- _THE REQUEST_
Take the listing and print it in full, exactly as given.

[Data records]
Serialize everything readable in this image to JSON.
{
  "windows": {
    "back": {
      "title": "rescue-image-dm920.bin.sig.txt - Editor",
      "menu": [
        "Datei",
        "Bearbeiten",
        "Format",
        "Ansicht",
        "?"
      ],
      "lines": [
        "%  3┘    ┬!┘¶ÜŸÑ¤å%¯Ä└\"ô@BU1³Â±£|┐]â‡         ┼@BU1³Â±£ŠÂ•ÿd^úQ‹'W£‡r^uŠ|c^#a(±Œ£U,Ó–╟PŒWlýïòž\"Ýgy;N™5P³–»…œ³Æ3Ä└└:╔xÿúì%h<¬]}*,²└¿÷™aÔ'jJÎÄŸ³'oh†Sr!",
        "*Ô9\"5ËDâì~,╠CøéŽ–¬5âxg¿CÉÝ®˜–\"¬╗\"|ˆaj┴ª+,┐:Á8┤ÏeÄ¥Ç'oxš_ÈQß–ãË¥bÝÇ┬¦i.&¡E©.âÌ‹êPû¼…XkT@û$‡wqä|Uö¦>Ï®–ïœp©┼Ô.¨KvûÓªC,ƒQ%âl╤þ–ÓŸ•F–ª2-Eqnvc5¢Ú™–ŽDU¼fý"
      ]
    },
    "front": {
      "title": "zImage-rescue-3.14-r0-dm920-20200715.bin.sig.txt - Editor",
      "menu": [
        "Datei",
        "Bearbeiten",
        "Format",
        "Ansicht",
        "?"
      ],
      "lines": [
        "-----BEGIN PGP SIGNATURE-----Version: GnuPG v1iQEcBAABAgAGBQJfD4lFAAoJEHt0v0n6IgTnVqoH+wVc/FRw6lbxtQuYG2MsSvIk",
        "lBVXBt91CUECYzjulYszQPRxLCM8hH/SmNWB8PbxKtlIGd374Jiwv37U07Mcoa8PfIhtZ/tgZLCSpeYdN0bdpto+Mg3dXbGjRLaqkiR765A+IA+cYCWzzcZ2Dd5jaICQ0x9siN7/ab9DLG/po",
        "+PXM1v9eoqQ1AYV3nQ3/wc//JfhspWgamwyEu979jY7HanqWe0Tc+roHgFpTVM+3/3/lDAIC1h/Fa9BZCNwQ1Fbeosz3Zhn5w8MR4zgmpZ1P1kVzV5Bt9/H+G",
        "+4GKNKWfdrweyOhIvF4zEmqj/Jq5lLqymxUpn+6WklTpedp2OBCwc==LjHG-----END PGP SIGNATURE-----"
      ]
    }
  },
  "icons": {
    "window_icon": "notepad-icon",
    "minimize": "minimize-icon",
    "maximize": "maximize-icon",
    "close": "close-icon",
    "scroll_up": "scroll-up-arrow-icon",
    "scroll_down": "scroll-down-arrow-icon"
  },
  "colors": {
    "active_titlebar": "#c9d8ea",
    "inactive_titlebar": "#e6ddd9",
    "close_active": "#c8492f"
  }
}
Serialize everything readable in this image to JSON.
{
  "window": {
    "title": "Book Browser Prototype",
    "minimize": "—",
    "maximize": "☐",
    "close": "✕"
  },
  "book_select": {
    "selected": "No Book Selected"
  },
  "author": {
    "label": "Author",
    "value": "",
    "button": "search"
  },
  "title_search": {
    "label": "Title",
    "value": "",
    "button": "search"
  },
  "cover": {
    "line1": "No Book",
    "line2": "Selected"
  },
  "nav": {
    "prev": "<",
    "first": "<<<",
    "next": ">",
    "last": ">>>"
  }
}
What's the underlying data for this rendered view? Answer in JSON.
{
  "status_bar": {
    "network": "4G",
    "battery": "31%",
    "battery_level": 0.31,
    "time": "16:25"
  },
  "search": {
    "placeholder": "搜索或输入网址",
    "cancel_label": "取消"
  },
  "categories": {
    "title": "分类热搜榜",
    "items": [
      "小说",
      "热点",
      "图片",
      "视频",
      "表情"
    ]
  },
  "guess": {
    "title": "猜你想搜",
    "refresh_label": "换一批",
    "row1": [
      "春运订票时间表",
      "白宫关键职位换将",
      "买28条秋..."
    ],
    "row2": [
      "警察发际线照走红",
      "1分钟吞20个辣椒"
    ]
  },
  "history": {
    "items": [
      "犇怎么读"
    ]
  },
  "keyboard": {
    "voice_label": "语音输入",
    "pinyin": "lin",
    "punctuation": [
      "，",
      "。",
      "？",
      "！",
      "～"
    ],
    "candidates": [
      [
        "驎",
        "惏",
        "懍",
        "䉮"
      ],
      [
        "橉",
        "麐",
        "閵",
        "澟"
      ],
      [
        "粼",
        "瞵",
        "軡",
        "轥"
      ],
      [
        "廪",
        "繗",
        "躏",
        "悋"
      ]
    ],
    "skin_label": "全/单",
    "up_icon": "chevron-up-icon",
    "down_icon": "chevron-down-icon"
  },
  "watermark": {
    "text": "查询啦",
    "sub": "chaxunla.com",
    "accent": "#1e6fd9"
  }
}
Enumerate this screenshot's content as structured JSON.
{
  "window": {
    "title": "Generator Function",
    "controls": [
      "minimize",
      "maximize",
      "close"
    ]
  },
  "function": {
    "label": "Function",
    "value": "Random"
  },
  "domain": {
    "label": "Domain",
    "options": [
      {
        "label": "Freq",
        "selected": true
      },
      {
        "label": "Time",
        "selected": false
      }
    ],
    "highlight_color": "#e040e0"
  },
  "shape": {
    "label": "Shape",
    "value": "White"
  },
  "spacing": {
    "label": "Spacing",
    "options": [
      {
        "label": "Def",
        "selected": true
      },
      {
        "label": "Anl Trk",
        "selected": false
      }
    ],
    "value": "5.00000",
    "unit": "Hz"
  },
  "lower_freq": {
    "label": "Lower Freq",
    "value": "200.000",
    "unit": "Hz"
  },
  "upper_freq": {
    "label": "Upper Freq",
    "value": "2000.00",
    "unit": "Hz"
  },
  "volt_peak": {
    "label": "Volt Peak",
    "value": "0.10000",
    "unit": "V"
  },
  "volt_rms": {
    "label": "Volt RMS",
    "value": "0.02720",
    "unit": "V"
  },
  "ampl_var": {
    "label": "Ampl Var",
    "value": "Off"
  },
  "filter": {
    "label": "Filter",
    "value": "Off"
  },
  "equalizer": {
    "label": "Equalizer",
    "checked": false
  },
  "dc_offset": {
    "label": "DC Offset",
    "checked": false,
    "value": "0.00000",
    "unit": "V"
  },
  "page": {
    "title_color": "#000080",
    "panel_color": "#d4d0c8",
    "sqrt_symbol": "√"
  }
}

- _THE RESPONSE_
Serialize everything readable in this image to JSON.
{
  "windows": {
    "back": {
      "title": "rescue-image-dm920.bin.sig.txt - Editor",
      "menu": [
        "Datei",
        "Bearbeiten",
        "Format",
        "Ansicht",
        "?"
      ],
      "lines": [
        "%  3┘    ┬!┘¶ÜŸÑ¤å%¯Ä└\"ô@BU1³Â±£|┐]â‡         ┼@BU1³Â±£ŠÂ•ÿd^úQ‹'W£‡r^uŠ|c^#a(±Œ£U,Ó–╟PŒWlýïòž\"Ýgy;N™5P³–»…œ³Æ3Ä└└:╔xÿúì%h<¬]}*,²└¿÷™aÔ'jJÎÄŸ³'oh†Sr!",
        "*Ô9\"5ËDâì~,╠CøéŽ–¬5âxg¿CÉÝ®˜–\"¬╗\"|ˆaj┴ª+,┐:Á8┤ÏeÄ¥Ç'oxš_ÈQß–ãË¥bÝÇ┬¦i.&¡E©.âÌ‹êPû¼…XkT@û$‡wqä|Uö¦>Ï®–ïœp©┼Ô.¨KvûÓªC,ƒQ%âl╤þ–ÓŸ•F–ª2-Eqnvc5¢Ú™–ŽDU¼fý"
      ]
    },
    "front": {
      "title": "zImage-rescue-3.14-r0-dm920-20200715.bin.sig.txt - Editor",
      "menu": [
        "Datei",
        "Bearbeiten",
        "Format",
        "Ansicht",
        "?"
      ],
      "lines": [
        "-----BEGIN PGP SIGNATURE-----Version: GnuPG v1iQEcBAABAgAGBQJfD4lFAAoJEHt0v0n6IgTnVqoH+wVc/FRw6lbxtQuYG2MsSvIk",
        "lBVXBt91CUECYzjulYszQPRxLCM8hH/SmNWB8PbxKtlIGd374Jiwv37U07Mcoa8PfIhtZ/tgZLCSpeYdN0bdpto+Mg3dXbGjRLaqkiR765A+IA+cYCWzzcZ2Dd5jaICQ0x9siN7/ab9DLG/po",
        "+PXM1v9eoqQ1AYV3nQ3/wc//JfhspWgamwyEu979jY7HanqWe0Tc+roHgFpTVM+3/3/lDAIC1h/Fa9BZCNwQ1Fbeosz3Zhn5w8MR4zgmpZ1P1kVzV5Bt9/H+G",
        "+4GKNKWfdrweyOhIvF4zEmqj/Jq5lLqymxUpn+6WklTpedp2OBCwc==LjHG-----END PGP SIGNATURE-----"
      ]
    }
  },
  "icons": {
    "window_icon": "notepad-icon",
    "minimize": "minimize-icon",
    "maximize": "maximize-icon",
    "close": "close-icon",
    "scroll_up": "scroll-up-arrow-icon",
    "scroll_down": "scroll-down-arrow-icon"
  },
  "colors": {
    "active_titlebar": "#c9d8ea",
    "inactive_titlebar": "#e6ddd9",
    "close_active": "#c8492f"
  }
}
Serialize everything readable in this image to JSON.
{
  "window": {
    "title": "Book Browser Prototype",
    "minimize": "—",
    "maximize": "☐",
    "close": "✕"
  },
  "book_select": {
    "selected": "No Book Selected"
  },
  "author": {
    "label": "Author",
    "value": "",
    "button": "search"
  },
  "title_search": {
    "label": "Title",
    "value": "",
    "button": "search"
  },
  "cover": {
    "line1": "No Book",
    "line2": "Selected"
  },
  "nav": {
    "prev": "<",
    "first": "<<<",
    "next": ">",
    "last": ">>>"
  }
}
What's the underlying data for this rendered view? Answer in JSON.
{
  "status_bar": {
    "network": "4G",
    "battery": "31%",
    "battery_level": 0.31,
    "time": "16:25"
  },
  "search": {
    "placeholder": "搜索或输入网址",
    "cancel_label": "取消"
  },
  "categories": {
    "title": "分类热搜榜",
    "items": [
      "小说",
      "热点",
      "图片",
      "视频",
      "表情"
    ]
  },
  "guess": {
    "title": "猜你想搜",
    "refresh_label": "换一批",
    "row1": [
      "春运订票时间表",
      "白宫关键职位换将",
      "买28条秋..."
    ],
    "row2": [
      "警察发际线照走红",
      "1分钟吞20个辣椒"
    ]
  },
  "history": {
    "items": [
      "犇怎么读"
    ]
  },
  "keyboard": {
    "voice_label": "语音输入",
    "pinyin": "lin",
    "punctuation": [
      "，",
      "。",
      "？",
      "！",
      "～"
    ],
    "candidates": [
      [
        "驎",
        "惏",
        "懍",
        "䉮"
      ],
      [
        "橉",
        "麐",
        "閵",
        "澟"
      ],
      [
        "粼",
        "瞵",
        "軡",
        "轥"
      ],
      [
        "廪",
        "繗",
        "躏",
        "悋"
      ]
    ],
    "skin_label": "全/单",
    "up_icon": "chevron-up-icon",
    "down_icon": "chevron-down-icon"
  },
  "watermark": {
    "text": "查询啦",
    "sub": "chaxunla.com",
    "accent": "#1e6fd9"
  }
}
Enumerate this screenshot's content as structured JSON.
{
  "window": {
    "title": "Generator Function",
    "controls": [
      "minimize",
      "maximize",
      "close"
    ]
  },
  "function": {
    "label": "Function",
    "value": "Random"
  },
  "domain": {
    "label": "Domain",
    "options": [
      {
        "label": "Freq",
        "selected": true
      },
      {
        "label": "Time",
        "selected": false
      }
    ],
    "highlight_color": "#e040e0"
  },
  "shape": {
    "label": "Shape",
    "value": "White"
  },
  "spacing": {
    "label": "Spacing",
    "options": [
      {
        "label": "Def",
        "selected": true
      },
      {
        "label": "Anl Trk",
        "selected": false
      }
    ],
    "value": "5.00000",
    "unit": "Hz"
  },
  "lower_freq": {
    "label": "Lower Freq",
    "value": "200.000",
    "unit": "Hz"
  },
  "upper_freq": {
    "label": "Upper Freq",
    "value": "2000.00",
    "unit": "Hz"
  },
  "volt_peak": {
    "label": "Volt Peak",
    "value": "0.10000",
    "unit": "V"
  },
  "volt_rms": {
    "label": "Volt RMS",
    "value": "0.02720",
    "unit": "V"
  },
  "ampl_var": {
    "label": "Ampl Var",
    "value": "Off"
  },
  "filter": {
    "label": "Filter",
    "value": "Off"
  },
  "equalizer": {
    "label": "Equalizer",
    "checked": false
  },
  "dc_offset": {
    "label": "DC Offset",
    "checked": false,
    "value": "0.00000",
    "unit": "V"
  },
  "page": {
    "title_color": "#000080",
    "panel_color": "#d4d0c8",
    "sqrt_symbol": "√"
  }
}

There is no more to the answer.